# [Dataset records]
* begin *

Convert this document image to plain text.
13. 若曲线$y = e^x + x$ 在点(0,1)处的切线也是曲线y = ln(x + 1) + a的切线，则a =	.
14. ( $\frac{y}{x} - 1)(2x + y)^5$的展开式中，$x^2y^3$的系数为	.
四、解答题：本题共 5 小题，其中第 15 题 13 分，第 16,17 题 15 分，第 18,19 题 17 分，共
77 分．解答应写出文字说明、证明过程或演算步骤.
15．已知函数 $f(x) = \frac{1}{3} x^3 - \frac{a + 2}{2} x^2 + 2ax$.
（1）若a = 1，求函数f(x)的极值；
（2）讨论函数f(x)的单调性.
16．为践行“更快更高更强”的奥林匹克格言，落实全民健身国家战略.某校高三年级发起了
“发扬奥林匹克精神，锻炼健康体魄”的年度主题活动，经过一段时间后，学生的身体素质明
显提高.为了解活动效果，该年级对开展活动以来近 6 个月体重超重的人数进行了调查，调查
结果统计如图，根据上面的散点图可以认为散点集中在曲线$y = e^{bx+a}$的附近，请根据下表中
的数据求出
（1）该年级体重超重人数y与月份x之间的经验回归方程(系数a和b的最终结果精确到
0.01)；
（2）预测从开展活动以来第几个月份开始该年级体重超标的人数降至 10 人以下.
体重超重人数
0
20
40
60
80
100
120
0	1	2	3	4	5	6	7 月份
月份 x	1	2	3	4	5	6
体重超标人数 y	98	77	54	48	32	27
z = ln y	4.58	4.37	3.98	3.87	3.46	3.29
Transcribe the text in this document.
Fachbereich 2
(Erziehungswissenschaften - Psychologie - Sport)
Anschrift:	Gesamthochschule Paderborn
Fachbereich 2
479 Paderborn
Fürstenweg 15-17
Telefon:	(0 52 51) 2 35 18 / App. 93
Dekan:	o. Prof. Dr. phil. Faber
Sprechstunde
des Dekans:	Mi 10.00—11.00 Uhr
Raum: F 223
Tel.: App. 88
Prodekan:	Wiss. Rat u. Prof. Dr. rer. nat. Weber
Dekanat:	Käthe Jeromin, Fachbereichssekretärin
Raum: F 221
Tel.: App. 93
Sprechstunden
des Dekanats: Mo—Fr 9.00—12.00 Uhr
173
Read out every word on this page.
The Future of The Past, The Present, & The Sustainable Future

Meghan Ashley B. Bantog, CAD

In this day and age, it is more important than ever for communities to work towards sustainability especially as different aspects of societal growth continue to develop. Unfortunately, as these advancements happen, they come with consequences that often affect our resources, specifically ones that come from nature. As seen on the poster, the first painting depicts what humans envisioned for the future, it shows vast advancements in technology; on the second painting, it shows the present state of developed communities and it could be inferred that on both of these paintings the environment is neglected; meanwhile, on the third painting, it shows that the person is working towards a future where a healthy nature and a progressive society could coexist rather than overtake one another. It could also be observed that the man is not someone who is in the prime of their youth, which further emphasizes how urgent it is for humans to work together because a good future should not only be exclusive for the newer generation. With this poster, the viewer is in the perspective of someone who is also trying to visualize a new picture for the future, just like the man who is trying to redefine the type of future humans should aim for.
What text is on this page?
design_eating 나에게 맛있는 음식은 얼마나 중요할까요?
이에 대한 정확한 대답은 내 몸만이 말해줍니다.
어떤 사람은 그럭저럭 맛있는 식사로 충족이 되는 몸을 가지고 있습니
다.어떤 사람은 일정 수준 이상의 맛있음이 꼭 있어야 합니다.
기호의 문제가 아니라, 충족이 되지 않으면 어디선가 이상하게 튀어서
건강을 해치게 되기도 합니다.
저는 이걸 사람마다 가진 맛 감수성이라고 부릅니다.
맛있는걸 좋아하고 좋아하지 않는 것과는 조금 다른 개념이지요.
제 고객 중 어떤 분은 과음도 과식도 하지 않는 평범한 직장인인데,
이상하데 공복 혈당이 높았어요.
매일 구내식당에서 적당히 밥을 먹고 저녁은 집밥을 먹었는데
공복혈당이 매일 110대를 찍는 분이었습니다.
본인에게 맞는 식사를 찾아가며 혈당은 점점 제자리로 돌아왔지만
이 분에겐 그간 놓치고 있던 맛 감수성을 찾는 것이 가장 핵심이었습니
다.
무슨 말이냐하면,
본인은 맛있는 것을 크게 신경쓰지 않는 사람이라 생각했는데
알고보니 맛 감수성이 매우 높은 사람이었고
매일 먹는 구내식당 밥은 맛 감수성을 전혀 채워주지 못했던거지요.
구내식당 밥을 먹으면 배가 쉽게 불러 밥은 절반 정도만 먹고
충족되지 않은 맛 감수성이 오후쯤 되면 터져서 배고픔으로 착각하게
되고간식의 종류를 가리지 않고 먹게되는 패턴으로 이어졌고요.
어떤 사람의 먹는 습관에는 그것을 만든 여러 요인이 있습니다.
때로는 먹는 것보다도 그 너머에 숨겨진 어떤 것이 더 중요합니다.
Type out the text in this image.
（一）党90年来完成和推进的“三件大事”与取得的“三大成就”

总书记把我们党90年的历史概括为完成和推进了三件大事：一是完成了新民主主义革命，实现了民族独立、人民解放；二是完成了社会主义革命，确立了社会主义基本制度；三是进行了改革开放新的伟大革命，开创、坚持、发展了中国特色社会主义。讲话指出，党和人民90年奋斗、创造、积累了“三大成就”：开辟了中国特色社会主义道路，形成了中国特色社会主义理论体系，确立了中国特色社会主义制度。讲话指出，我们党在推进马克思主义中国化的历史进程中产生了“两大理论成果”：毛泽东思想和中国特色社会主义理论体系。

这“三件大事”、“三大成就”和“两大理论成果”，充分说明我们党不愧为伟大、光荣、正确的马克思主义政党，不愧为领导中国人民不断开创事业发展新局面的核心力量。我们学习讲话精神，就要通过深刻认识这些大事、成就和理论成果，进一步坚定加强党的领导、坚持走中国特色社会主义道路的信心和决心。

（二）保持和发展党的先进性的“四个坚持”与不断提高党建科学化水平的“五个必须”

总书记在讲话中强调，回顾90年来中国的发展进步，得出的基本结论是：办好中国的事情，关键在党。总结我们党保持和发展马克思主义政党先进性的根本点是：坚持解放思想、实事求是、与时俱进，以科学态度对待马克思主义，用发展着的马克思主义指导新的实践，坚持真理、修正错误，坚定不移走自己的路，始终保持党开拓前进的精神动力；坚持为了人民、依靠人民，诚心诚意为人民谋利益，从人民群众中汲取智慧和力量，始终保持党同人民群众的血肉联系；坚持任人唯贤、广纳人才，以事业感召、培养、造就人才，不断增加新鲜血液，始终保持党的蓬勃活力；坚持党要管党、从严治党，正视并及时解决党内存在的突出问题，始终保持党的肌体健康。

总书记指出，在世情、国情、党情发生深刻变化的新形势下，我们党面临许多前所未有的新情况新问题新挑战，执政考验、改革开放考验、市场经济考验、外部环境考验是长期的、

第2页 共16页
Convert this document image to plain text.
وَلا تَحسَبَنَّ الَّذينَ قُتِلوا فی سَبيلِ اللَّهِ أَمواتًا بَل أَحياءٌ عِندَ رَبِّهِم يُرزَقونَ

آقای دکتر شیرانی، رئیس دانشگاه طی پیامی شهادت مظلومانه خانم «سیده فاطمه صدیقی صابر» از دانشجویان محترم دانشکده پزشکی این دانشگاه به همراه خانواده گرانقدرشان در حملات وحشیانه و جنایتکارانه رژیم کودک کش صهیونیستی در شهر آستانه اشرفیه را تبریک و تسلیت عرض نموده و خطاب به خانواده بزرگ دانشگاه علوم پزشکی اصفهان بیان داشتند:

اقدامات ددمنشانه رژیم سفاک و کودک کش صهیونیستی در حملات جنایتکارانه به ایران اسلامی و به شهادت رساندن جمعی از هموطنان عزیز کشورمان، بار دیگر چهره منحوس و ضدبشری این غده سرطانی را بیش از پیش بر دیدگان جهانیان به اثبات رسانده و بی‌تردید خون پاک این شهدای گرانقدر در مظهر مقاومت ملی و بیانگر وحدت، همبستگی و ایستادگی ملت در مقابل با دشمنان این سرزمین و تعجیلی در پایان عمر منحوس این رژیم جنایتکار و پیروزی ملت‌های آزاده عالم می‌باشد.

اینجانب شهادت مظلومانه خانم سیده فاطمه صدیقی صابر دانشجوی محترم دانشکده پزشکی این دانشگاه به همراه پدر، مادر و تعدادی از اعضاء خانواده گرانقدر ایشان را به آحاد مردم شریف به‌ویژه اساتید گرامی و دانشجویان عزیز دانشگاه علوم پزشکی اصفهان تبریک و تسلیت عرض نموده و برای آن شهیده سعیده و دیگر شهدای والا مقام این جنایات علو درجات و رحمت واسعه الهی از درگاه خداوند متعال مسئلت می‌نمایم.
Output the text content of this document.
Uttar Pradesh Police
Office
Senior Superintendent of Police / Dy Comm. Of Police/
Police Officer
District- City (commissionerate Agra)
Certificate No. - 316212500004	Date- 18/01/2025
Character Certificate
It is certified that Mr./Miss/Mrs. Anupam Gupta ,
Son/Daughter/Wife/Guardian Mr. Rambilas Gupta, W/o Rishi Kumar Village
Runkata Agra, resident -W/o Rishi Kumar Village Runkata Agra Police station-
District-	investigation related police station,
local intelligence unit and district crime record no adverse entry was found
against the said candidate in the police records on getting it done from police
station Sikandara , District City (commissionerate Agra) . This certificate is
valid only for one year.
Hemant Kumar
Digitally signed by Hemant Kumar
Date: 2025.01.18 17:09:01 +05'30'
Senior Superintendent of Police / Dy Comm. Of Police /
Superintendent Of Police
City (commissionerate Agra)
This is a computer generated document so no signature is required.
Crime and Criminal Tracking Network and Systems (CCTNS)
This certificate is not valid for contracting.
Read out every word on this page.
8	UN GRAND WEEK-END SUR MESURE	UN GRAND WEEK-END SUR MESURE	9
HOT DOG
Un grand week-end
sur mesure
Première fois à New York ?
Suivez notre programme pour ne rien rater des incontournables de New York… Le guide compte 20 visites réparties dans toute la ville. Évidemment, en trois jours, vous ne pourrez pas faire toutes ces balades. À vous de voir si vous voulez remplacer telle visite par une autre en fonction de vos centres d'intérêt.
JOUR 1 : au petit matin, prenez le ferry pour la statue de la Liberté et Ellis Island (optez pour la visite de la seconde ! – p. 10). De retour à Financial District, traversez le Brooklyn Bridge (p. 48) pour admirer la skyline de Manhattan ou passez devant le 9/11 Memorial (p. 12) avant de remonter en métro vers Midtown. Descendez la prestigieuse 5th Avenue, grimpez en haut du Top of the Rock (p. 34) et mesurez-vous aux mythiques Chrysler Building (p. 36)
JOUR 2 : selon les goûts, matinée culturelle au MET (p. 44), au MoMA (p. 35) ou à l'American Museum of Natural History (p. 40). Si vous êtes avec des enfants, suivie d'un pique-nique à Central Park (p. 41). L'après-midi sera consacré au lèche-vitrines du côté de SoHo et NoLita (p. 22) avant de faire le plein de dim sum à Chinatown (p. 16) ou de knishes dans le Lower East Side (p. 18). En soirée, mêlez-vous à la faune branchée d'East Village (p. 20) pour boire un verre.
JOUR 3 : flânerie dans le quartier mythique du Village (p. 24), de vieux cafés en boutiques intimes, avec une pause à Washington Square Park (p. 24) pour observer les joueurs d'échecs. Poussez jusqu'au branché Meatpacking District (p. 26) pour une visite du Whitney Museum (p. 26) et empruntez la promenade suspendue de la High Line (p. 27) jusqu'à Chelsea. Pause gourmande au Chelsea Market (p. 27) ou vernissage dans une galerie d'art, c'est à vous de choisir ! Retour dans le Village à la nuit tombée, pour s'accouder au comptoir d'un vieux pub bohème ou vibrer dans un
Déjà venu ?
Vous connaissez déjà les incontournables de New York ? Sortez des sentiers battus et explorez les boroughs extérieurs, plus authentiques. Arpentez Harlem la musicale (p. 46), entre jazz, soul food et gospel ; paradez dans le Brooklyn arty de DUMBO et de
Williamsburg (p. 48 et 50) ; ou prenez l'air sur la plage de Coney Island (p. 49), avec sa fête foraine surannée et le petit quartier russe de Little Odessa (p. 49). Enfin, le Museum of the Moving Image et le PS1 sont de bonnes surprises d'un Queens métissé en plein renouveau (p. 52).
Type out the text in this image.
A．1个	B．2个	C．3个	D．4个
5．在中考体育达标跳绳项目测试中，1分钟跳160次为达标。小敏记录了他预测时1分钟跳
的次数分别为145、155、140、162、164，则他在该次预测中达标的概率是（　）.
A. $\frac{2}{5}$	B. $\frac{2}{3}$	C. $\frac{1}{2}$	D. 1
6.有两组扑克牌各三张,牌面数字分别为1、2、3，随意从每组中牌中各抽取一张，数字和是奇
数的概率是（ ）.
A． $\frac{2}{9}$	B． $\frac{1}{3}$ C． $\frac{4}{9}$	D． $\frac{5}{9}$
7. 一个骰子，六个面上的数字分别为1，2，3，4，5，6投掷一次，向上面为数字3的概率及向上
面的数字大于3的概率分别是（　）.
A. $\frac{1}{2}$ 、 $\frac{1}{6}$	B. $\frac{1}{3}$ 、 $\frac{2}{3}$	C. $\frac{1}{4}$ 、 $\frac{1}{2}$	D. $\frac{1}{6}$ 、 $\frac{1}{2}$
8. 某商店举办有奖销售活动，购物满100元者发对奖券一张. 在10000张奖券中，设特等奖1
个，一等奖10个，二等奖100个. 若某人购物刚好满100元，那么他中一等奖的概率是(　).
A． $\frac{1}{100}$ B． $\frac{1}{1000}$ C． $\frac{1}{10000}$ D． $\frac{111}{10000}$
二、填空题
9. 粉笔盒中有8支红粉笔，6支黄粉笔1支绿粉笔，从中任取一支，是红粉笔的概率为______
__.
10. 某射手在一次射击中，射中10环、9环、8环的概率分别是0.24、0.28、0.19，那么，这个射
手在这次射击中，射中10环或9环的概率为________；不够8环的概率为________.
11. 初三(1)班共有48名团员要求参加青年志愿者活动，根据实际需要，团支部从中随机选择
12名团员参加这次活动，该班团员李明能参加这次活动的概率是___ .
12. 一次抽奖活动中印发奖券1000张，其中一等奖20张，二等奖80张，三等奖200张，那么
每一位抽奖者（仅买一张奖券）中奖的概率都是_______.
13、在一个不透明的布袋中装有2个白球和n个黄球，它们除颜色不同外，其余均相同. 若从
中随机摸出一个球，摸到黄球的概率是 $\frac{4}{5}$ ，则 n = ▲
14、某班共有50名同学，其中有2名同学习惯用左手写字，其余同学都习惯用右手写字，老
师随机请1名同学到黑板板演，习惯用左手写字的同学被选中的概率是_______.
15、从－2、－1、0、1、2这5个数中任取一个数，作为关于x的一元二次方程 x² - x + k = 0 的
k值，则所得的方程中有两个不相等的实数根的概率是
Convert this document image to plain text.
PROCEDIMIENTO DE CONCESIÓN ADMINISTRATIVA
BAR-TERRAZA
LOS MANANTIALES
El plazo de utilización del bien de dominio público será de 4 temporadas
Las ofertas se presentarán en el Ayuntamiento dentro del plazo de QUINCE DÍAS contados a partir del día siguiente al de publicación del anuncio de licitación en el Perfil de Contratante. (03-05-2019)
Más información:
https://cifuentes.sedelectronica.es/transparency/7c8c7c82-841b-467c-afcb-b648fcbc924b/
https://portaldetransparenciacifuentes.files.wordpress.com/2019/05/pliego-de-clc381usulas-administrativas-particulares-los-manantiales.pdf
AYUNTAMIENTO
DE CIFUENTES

* end *

# [WORK REQUIRED]
Pick out the lines above containing the word "plazo", then copy them.

# [RESPONSE TO THIS TASK]
El plazo de utilización del bien de dominio público será de 4 temporadas
Las ofertas se presentarán en el Ayuntamiento dentro del plazo de QUINCE DÍAS contados a partir del día siguiente al de publicación del anuncio de licitación en el Perfil de Contratante. (03-05-2019)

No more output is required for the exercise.